Gather each line of the records where "Clon" appears.

Saved entries
__________________________________________________

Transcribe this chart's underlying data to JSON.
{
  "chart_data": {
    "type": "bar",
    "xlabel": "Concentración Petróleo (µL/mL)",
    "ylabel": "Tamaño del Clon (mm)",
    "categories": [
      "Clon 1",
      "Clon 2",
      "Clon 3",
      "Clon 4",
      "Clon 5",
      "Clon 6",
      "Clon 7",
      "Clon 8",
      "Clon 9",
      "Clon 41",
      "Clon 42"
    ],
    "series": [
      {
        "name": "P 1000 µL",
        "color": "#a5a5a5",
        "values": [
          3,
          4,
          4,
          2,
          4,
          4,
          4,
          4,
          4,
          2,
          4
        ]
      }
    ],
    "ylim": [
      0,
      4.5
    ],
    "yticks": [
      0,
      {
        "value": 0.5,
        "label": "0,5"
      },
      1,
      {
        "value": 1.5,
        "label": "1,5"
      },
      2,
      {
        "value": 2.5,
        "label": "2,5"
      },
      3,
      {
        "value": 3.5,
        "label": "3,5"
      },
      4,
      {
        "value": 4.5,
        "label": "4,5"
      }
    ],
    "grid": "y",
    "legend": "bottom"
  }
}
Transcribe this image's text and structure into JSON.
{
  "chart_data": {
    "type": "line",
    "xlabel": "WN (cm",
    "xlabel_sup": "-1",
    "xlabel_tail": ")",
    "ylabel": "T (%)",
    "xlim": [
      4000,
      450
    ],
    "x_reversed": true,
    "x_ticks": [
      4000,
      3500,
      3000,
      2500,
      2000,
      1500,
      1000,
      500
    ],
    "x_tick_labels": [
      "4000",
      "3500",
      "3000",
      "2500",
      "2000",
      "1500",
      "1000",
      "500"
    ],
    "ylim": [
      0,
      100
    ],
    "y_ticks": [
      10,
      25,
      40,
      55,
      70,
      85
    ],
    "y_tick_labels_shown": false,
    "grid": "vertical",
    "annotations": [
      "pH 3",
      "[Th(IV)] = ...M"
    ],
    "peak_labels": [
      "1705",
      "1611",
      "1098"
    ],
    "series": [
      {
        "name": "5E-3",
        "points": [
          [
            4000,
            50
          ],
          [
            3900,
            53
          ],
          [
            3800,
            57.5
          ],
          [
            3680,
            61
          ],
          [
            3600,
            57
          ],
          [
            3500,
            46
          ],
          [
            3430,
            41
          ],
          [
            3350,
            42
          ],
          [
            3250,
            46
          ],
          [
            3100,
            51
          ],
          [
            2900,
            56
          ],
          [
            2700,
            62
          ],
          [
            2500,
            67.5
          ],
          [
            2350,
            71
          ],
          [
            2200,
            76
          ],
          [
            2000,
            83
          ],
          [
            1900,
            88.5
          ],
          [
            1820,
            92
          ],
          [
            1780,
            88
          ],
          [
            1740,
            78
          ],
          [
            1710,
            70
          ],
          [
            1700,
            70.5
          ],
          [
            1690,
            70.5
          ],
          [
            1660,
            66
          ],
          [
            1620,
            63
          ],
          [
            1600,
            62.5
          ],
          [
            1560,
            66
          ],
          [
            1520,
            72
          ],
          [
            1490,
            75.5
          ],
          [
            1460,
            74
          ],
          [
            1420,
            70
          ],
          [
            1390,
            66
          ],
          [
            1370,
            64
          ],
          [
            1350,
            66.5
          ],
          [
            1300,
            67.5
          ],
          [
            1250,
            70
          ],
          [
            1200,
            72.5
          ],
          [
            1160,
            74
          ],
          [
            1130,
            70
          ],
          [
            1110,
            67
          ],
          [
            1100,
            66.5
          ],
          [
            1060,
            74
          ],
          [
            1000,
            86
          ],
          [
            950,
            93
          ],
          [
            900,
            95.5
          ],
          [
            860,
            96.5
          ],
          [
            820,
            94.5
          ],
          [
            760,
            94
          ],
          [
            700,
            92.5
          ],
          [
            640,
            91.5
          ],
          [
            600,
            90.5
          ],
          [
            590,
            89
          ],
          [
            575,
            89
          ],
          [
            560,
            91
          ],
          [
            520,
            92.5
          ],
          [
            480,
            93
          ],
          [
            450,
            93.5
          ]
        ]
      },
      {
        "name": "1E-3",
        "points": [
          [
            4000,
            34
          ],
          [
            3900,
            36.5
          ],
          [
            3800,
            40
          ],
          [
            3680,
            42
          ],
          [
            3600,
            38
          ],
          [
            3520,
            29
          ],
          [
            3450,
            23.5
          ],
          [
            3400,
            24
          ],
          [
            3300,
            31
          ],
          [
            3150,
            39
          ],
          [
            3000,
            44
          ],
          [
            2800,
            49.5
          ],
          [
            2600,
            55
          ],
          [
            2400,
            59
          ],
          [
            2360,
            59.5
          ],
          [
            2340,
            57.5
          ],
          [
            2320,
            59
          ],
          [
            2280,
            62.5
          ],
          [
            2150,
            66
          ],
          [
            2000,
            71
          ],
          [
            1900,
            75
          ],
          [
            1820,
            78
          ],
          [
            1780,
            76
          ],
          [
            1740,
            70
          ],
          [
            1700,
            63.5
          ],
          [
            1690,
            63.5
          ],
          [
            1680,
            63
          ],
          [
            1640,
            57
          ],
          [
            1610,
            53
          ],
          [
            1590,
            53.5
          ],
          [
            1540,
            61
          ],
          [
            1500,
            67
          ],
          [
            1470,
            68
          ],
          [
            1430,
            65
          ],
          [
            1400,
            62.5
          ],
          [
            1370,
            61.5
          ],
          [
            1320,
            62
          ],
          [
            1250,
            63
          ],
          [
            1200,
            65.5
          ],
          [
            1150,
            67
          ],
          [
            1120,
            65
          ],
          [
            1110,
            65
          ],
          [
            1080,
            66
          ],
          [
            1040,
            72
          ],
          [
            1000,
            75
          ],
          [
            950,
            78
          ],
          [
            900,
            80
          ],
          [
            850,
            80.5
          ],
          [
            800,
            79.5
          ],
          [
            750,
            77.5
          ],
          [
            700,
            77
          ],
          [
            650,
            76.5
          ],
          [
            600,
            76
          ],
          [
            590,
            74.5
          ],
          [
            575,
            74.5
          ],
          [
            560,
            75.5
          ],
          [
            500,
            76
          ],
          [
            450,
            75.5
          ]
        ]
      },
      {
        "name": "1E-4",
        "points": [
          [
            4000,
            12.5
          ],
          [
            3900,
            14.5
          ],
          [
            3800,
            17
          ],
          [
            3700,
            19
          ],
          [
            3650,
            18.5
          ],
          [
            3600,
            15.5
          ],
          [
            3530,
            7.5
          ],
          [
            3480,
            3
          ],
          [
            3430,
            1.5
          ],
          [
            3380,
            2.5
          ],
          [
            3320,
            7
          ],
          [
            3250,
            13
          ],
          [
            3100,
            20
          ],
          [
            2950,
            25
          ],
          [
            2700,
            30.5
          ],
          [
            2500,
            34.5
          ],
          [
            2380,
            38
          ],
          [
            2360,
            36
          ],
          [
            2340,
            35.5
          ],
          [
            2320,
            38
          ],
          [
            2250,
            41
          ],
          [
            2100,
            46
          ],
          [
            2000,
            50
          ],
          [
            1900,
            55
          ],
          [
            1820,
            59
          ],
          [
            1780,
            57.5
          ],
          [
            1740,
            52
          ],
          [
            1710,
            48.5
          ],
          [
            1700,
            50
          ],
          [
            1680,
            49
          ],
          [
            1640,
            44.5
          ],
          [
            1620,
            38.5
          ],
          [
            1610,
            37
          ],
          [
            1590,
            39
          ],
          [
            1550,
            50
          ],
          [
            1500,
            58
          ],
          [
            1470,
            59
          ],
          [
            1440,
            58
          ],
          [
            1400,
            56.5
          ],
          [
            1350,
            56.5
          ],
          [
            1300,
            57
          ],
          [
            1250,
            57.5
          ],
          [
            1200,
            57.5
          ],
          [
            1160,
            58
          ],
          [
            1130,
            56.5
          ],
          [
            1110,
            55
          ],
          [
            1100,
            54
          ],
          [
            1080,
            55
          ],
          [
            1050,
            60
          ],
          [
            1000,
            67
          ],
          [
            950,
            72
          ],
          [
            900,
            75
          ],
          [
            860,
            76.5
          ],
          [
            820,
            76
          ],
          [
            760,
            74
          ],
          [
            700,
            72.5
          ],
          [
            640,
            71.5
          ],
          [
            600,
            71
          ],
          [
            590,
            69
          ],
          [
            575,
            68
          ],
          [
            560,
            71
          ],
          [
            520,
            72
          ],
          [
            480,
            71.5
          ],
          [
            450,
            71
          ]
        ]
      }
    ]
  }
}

__________________________________________________

**Exercise answer**
    "ylabel": "Tamaño del Clon (mm)",
      "Clon 1",
      "Clon 2",
      "Clon 3",
      "Clon 4",
      "Clon 5",
      "Clon 6",
      "Clon 7",
      "Clon 8",
      "Clon 9",
      "Clon 41",
      "Clon 42"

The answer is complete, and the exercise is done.